= Exercise brief =
Search the records for the word "Olofströms" and report each line that has it.

Source records:
-=-=-=-=-

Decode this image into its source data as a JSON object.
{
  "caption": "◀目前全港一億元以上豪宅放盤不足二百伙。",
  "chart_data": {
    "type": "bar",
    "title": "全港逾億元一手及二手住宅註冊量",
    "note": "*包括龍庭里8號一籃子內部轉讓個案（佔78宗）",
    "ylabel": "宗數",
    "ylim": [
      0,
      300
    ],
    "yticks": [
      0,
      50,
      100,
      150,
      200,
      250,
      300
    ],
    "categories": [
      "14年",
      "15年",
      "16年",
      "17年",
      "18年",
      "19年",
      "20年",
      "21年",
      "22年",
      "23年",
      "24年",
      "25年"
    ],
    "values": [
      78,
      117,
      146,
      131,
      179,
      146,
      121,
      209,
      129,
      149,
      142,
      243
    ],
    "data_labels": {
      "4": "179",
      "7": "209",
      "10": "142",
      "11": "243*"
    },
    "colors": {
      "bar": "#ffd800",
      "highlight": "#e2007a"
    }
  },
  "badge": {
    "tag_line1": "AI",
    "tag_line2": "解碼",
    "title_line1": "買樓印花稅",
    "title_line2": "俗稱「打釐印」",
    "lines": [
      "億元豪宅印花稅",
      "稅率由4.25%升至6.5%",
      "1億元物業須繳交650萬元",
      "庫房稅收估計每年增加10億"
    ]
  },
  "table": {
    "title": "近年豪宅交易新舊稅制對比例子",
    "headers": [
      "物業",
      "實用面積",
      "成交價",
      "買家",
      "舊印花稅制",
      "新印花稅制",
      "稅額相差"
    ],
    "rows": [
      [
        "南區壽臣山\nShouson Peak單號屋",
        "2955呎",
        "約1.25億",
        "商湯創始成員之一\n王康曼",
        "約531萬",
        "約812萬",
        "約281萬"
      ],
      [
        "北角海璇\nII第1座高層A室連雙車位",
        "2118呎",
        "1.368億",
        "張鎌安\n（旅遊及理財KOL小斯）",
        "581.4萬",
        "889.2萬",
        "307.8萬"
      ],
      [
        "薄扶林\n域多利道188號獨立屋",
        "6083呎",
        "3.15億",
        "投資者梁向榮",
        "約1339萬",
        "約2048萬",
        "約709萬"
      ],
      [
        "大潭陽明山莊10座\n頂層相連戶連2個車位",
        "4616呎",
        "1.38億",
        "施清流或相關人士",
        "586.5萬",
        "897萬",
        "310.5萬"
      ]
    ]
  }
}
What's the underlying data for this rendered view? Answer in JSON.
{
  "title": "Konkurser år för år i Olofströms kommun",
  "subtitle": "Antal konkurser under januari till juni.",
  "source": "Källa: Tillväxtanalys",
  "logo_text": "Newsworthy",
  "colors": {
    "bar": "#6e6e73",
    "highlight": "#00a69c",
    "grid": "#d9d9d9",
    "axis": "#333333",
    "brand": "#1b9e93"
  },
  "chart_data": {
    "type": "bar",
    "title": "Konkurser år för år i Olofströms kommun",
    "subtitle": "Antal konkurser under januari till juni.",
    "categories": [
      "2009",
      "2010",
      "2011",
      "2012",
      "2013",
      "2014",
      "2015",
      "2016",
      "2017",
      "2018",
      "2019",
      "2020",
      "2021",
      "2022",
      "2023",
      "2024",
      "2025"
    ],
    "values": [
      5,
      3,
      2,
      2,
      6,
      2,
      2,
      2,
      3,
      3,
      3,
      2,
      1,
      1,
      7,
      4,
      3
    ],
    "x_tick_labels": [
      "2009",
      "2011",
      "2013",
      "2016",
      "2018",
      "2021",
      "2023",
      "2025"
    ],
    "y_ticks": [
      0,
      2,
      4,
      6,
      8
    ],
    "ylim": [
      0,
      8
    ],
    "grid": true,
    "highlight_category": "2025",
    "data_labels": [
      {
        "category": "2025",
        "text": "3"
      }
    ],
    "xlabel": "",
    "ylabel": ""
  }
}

-=-=-=-=-

= Problem solution =
  "title": "Konkurser år för år i Olofströms kommun",
    "title": "Konkurser år för år i Olofströms kommun",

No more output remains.